##### Source records #####
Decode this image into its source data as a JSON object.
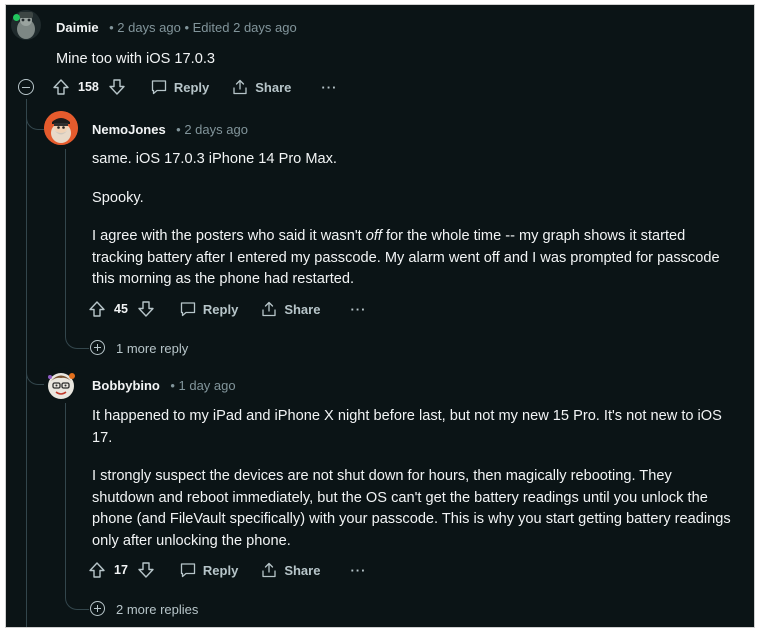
{
  "comments": [
    {
      "author": "Daimie",
      "meta": "• 2 days ago • Edited 2 days ago",
      "paragraphs": [
        "Mine too with iOS 17.0.3"
      ],
      "votes": "158"
    },
    {
      "author": "NemoJones",
      "meta": "• 2 days ago",
      "p1": "same. iOS 17.0.3 iPhone 14 Pro Max.",
      "p2": "Spooky.",
      "p3_before": "I agree with the posters who said it wasn't ",
      "p3_em": "off",
      "p3_after": " for the whole time -- my graph shows it started tracking battery after I entered my passcode. My alarm went off and I was prompted for passcode this morning as the phone had restarted.",
      "votes": "45",
      "more": "1 more reply"
    },
    {
      "author": "Bobbybino",
      "meta": "• 1 day ago",
      "p1": "It happened to my iPad and iPhone X night before last, but not my new 15 Pro. It's not new to iOS 17.",
      "p2": "I strongly suspect the devices are not shut down for hours, then magically rebooting. They shutdown and reboot immediately, but the OS can't get the battery readings until you unlock the phone (and FileVault specifically) with your passcode. This is why you start getting battery readings only after unlocking the phone.",
      "votes": "17",
      "more": "2 more replies"
    }
  ],
  "labels": {
    "reply": "Reply",
    "share": "Share",
    "overflow": "···"
  },
  "colors": {
    "background": "#0b1416",
    "text": "#f2f4f5",
    "muted": "#82959b",
    "thread": "#33464c"
  }
}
#####
**The request**. Check each line of the records for the string "author" and state how many lines contain it. Give only the number.

**Finished exercise**. 3